▶ [Task brief]:
Answer with one number: how many lines hold the string "NACIMIENTO".

(A block of data)

>>>>

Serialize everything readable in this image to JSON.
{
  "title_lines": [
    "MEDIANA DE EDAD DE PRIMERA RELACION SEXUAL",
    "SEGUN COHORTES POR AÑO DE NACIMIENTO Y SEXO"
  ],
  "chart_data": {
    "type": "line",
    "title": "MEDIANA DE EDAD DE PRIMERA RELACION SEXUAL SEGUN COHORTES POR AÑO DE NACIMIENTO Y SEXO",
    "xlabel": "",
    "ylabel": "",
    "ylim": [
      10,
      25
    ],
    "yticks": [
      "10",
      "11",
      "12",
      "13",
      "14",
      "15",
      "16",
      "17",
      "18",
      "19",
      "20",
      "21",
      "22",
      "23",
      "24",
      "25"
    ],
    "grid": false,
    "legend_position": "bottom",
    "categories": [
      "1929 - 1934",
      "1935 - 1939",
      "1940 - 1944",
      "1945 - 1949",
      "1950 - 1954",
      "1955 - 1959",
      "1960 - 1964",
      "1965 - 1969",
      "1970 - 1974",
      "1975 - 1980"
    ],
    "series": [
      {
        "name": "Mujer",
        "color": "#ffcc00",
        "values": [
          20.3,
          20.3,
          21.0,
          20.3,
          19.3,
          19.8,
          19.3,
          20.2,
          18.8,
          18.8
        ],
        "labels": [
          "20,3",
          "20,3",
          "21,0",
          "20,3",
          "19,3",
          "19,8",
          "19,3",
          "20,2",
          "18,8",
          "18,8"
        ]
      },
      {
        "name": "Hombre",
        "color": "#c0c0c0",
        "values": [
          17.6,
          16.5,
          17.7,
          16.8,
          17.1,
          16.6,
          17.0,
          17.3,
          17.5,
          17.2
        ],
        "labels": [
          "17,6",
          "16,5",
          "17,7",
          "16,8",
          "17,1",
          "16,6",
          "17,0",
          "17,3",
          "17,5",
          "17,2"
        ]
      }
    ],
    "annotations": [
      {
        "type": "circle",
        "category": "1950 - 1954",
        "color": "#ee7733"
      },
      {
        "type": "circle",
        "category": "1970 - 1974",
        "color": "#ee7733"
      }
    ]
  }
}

<<<<

▶ [Reply to the task]:
2